_TASK GOAL:_
Quote every entry word for word.

_MATERIAL:_
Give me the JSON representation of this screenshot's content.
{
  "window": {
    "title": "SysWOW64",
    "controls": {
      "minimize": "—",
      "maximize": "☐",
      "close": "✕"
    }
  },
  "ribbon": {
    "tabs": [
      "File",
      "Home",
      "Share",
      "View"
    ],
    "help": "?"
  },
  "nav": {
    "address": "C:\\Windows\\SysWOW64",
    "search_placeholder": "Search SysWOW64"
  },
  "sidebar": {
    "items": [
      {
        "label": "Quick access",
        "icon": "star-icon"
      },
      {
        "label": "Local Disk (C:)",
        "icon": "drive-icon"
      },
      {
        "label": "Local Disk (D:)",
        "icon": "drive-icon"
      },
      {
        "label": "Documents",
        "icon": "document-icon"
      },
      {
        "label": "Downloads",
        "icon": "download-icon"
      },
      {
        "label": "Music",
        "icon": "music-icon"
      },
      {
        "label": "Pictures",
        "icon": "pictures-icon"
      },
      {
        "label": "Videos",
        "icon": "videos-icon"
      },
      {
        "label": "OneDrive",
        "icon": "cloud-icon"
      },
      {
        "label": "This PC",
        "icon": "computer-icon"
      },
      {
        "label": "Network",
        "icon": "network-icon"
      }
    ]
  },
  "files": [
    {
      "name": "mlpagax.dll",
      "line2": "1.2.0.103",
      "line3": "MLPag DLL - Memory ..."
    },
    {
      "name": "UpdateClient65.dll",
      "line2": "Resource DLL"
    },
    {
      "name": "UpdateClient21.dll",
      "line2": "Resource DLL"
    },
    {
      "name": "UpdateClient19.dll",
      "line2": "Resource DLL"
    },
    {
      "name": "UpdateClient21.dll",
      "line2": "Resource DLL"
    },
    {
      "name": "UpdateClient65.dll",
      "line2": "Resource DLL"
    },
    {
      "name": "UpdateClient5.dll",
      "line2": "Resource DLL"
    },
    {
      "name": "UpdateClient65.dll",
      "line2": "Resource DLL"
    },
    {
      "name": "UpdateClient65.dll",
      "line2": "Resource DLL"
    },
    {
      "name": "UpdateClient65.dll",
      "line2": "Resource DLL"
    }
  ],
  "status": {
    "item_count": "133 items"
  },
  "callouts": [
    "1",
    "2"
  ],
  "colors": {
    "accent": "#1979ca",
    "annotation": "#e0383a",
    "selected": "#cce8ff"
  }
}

_SOLUTION:_
Give me the JSON representation of this screenshot's content.
{
  "window": {
    "title": "SysWOW64",
    "controls": {
      "minimize": "—",
      "maximize": "☐",
      "close": "✕"
    }
  },
  "ribbon": {
    "tabs": [
      "File",
      "Home",
      "Share",
      "View"
    ],
    "help": "?"
  },
  "nav": {
    "address": "C:\\Windows\\SysWOW64",
    "search_placeholder": "Search SysWOW64"
  },
  "sidebar": {
    "items": [
      {
        "label": "Quick access",
        "icon": "star-icon"
      },
      {
        "label": "Local Disk (C:)",
        "icon": "drive-icon"
      },
      {
        "label": "Local Disk (D:)",
        "icon": "drive-icon"
      },
      {
        "label": "Documents",
        "icon": "document-icon"
      },
      {
        "label": "Downloads",
        "icon": "download-icon"
      },
      {
        "label": "Music",
        "icon": "music-icon"
      },
      {
        "label": "Pictures",
        "icon": "pictures-icon"
      },
      {
        "label": "Videos",
        "icon": "videos-icon"
      },
      {
        "label": "OneDrive",
        "icon": "cloud-icon"
      },
      {
        "label": "This PC",
        "icon": "computer-icon"
      },
      {
        "label": "Network",
        "icon": "network-icon"
      }
    ]
  },
  "files": [
    {
      "name": "mlpagax.dll",
      "line2": "1.2.0.103",
      "line3": "MLPag DLL - Memory ..."
    },
    {
      "name": "UpdateClient65.dll",
      "line2": "Resource DLL"
    },
    {
      "name": "UpdateClient21.dll",
      "line2": "Resource DLL"
    },
    {
      "name": "UpdateClient19.dll",
      "line2": "Resource DLL"
    },
    {
      "name": "UpdateClient21.dll",
      "line2": "Resource DLL"
    },
    {
      "name": "UpdateClient65.dll",
      "line2": "Resource DLL"
    },
    {
      "name": "UpdateClient5.dll",
      "line2": "Resource DLL"
    },
    {
      "name": "UpdateClient65.dll",
      "line2": "Resource DLL"
    },
    {
      "name": "UpdateClient65.dll",
      "line2": "Resource DLL"
    },
    {
      "name": "UpdateClient65.dll",
      "line2": "Resource DLL"
    }
  ],
  "status": {
    "item_count": "133 items"
  },
  "callouts": [
    "1",
    "2"
  ],
  "colors": {
    "accent": "#1979ca",
    "annotation": "#e0383a",
    "selected": "#cce8ff"
  }
}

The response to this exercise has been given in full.